--- Available records ---

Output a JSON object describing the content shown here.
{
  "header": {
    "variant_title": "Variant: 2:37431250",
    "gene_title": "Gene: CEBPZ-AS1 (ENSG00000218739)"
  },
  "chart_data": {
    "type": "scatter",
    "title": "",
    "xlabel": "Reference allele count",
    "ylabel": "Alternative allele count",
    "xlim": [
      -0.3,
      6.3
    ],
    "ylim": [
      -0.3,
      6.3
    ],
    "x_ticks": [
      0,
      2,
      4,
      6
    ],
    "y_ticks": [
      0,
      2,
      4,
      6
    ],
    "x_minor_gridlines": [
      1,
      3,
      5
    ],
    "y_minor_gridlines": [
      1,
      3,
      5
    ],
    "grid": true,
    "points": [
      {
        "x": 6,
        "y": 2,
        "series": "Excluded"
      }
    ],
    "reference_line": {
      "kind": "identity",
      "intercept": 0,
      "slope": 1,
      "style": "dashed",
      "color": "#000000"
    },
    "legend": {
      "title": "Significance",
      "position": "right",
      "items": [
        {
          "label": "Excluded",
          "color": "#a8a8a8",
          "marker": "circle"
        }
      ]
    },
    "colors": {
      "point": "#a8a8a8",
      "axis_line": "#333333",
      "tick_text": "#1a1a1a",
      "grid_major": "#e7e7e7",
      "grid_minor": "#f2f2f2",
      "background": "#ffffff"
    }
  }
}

---

Copy out all of the lines above exactly.

- Full solution
Output a JSON object describing the content shown here.
{
  "header": {
    "variant_title": "Variant: 2:37431250",
    "gene_title": "Gene: CEBPZ-AS1 (ENSG00000218739)"
  },
  "chart_data": {
    "type": "scatter",
    "title": "",
    "xlabel": "Reference allele count",
    "ylabel": "Alternative allele count",
    "xlim": [
      -0.3,
      6.3
    ],
    "ylim": [
      -0.3,
      6.3
    ],
    "x_ticks": [
      0,
      2,
      4,
      6
    ],
    "y_ticks": [
      0,
      2,
      4,
      6
    ],
    "x_minor_gridlines": [
      1,
      3,
      5
    ],
    "y_minor_gridlines": [
      1,
      3,
      5
    ],
    "grid": true,
    "points": [
      {
        "x": 6,
        "y": 2,
        "series": "Excluded"
      }
    ],
    "reference_line": {
      "kind": "identity",
      "intercept": 0,
      "slope": 1,
      "style": "dashed",
      "color": "#000000"
    },
    "legend": {
      "title": "Significance",
      "position": "right",
      "items": [
        {
          "label": "Excluded",
          "color": "#a8a8a8",
          "marker": "circle"
        }
      ]
    },
    "colors": {
      "point": "#a8a8a8",
      "axis_line": "#333333",
      "tick_text": "#1a1a1a",
      "grid_major": "#e7e7e7",
      "grid_minor": "#f2f2f2",
      "background": "#ffffff"
    }
  }
}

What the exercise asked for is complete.